WHAT YOU NEED TO DO
Locate each line containing the string "ostéo" and copy it out.
*** THE RECORDS
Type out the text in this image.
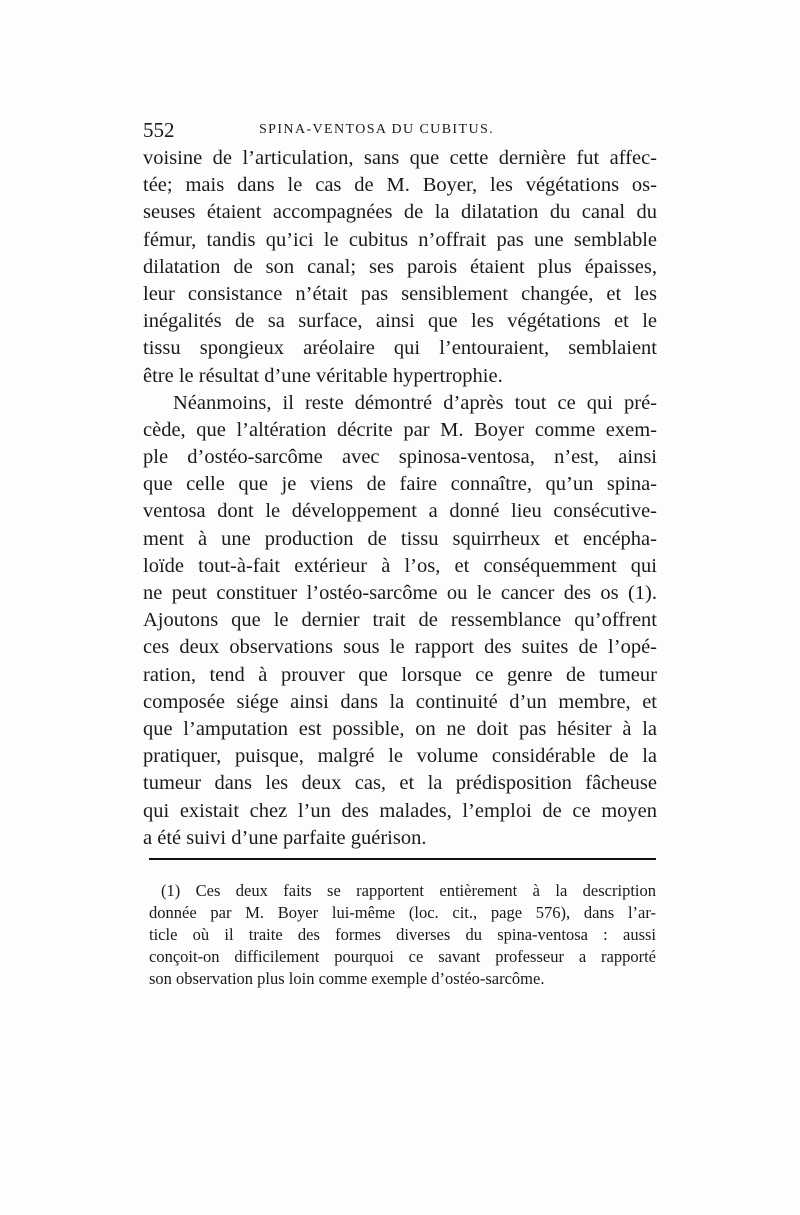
552	SPINA-VENTOSA DU CUBITUS.
voisine de l’articulation, sans que cette dernière fut affec-
tée; mais dans le cas de M. Boyer, les végétations os-
seuses étaient accompagnées de la dilatation du canal du
fémur, tandis qu’ici le cubitus n’offrait pas une semblable
dilatation de son canal; ses parois étaient plus épaisses,
leur consistance n’était pas sensiblement changée, et les
inégalités de sa surface, ainsi que les végétations et le
tissu spongieux aréolaire qui l’entouraient, semblaient
être le résultat d’une véritable hypertrophie.
Néanmoins, il reste démontré d’après tout ce qui pré-
cède, que l’altération décrite par M. Boyer comme exem-
ple d’ostéo-sarcôme avec spinosa-ventosa, n’est, ainsi
que celle que je viens de faire connaître, qu’un spina-
ventosa dont le développement a donné lieu consécutive-
ment à une production de tissu squirrheux et encépha-
loïde tout-à-fait extérieur à l’os, et conséquemment qui
ne peut constituer l’ostéo-sarcôme ou le cancer des os (1).
Ajoutons que le dernier trait de ressemblance qu’offrent
ces deux observations sous le rapport des suites de l’opé-
ration, tend à prouver que lorsque ce genre de tumeur
composée siége ainsi dans la continuité d’un membre, et
que l’amputation est possible, on ne doit pas hésiter à la
pratiquer, puisque, malgré le volume considérable de la
tumeur dans les deux cas, et la prédisposition fâcheuse
qui existait chez l’un des malades, l’emploi de ce moyen
a été suivi d’une parfaite guérison.
(1) Ces deux faits se rapportent entièrement à la description
donnée par M. Boyer lui-même (loc. cit., page 576), dans l’ar-
ticle où il traite des formes diverses du spina-ventosa : aussi
conçoit-on difficilement pourquoi ce savant professeur a rapporté
son observation plus loin comme exemple d’ostéo-sarcôme.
******
TASK RESULT
ple d’ostéo-sarcôme avec spinosa-ventosa, n’est, ainsi
ne peut constituer l’ostéo-sarcôme ou le cancer des os (1).
son observation plus loin comme exemple d’ostéo-sarcôme.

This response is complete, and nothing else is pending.